Select the lines that hold the word "FURNITURE" and copy each one.

### Stored rows
■ ■ ■ ■
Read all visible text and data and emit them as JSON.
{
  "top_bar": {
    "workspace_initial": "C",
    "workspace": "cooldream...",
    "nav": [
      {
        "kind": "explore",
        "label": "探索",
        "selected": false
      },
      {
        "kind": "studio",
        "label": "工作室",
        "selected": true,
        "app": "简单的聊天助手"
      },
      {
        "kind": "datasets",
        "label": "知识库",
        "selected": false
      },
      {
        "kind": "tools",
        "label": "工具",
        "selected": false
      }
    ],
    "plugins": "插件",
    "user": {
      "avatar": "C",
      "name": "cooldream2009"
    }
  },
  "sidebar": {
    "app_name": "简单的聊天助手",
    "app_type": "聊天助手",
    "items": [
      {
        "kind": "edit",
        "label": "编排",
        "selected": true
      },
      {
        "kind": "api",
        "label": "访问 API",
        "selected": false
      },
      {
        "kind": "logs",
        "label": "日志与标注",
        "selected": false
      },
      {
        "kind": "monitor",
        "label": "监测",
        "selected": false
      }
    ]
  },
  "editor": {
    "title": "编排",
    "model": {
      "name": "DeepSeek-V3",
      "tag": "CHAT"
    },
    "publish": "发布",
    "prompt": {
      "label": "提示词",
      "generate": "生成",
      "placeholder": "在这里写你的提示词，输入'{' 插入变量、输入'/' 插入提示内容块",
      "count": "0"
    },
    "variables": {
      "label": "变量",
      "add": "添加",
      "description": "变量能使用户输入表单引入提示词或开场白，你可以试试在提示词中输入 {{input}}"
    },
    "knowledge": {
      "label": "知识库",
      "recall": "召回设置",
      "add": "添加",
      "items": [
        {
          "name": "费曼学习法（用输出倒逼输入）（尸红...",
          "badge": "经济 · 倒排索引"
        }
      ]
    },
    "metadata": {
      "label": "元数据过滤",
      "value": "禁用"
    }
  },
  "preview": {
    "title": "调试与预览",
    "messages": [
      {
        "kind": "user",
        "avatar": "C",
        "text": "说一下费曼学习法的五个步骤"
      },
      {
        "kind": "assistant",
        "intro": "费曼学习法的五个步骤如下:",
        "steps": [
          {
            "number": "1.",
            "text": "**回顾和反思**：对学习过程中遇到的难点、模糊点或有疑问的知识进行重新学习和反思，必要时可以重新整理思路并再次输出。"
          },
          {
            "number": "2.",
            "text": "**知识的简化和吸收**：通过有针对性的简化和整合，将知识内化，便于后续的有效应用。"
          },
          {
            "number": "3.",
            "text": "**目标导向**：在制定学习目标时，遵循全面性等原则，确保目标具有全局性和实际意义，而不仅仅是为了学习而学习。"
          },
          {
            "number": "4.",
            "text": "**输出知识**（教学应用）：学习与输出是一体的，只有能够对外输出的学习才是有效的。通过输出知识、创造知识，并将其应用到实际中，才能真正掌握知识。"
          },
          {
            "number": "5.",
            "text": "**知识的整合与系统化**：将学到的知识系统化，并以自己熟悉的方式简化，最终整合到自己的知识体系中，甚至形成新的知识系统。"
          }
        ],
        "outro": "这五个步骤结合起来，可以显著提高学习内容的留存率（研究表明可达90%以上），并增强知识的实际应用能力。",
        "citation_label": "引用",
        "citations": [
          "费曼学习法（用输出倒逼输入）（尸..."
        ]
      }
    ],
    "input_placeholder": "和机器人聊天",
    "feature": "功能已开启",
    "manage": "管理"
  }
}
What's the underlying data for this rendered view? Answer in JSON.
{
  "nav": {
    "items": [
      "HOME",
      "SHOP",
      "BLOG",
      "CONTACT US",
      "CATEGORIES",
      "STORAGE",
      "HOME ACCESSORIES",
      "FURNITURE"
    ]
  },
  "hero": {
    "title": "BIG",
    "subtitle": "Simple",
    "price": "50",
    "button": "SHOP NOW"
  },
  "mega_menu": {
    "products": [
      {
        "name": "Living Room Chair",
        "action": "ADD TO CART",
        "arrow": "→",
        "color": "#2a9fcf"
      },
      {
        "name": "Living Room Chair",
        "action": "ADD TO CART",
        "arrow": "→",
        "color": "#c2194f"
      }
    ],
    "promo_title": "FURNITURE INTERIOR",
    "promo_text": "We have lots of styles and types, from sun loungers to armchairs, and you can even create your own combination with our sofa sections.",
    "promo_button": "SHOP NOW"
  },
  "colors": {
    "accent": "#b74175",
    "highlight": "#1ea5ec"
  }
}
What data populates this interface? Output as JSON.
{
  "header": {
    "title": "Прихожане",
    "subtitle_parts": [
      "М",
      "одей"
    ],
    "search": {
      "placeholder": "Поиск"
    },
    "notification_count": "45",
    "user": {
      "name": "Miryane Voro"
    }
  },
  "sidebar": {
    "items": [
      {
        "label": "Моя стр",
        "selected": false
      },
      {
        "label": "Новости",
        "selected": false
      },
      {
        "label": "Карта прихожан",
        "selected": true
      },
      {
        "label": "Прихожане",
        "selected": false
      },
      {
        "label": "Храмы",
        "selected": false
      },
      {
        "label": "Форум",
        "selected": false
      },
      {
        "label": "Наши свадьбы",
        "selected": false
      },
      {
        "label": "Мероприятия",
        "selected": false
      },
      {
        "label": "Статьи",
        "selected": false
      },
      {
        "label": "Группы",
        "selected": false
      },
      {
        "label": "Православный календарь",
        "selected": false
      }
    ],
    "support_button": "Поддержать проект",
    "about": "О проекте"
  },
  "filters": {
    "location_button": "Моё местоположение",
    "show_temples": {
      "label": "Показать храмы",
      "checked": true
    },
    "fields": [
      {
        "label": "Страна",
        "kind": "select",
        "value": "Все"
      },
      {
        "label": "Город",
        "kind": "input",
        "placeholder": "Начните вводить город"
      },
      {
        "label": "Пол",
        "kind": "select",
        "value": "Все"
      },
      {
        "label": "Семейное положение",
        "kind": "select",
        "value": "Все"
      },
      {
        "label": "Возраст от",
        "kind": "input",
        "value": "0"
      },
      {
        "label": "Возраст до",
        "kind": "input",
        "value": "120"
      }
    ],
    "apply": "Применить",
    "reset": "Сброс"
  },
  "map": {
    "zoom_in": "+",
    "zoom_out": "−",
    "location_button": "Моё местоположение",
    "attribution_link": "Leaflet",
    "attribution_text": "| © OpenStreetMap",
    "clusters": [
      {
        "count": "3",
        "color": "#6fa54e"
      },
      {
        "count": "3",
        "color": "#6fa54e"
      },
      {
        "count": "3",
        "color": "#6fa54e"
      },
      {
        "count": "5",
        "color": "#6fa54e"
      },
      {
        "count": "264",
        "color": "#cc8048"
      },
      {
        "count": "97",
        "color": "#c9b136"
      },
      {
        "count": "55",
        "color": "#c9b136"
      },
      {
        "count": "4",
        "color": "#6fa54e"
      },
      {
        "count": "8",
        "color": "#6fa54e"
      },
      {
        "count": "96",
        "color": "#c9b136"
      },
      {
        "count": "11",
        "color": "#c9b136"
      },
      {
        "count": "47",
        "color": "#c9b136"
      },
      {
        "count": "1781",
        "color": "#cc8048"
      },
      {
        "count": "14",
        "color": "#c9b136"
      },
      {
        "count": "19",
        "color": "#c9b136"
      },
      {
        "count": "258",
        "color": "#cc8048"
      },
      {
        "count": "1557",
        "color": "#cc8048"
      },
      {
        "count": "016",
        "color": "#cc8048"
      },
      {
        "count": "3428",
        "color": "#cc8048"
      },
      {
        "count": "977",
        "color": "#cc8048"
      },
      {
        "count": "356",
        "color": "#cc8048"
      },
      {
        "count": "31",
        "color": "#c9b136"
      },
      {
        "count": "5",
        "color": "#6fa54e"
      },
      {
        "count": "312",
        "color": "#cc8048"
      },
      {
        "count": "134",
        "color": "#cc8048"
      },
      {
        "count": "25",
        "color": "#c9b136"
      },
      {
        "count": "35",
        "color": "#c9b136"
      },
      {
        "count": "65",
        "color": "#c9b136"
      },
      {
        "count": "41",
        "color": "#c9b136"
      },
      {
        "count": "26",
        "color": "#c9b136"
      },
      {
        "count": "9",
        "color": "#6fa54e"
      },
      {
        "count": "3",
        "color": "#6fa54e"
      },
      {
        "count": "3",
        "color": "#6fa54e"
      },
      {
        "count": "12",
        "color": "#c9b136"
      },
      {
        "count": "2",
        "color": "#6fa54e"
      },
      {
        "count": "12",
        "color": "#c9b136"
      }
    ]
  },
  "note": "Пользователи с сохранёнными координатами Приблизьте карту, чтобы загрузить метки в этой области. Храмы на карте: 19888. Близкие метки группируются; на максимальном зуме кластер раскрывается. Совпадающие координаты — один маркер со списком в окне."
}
■ ■ ■ ■
### Correct response
      "FURNITURE"
    "promo_title": "FURNITURE INTERIOR",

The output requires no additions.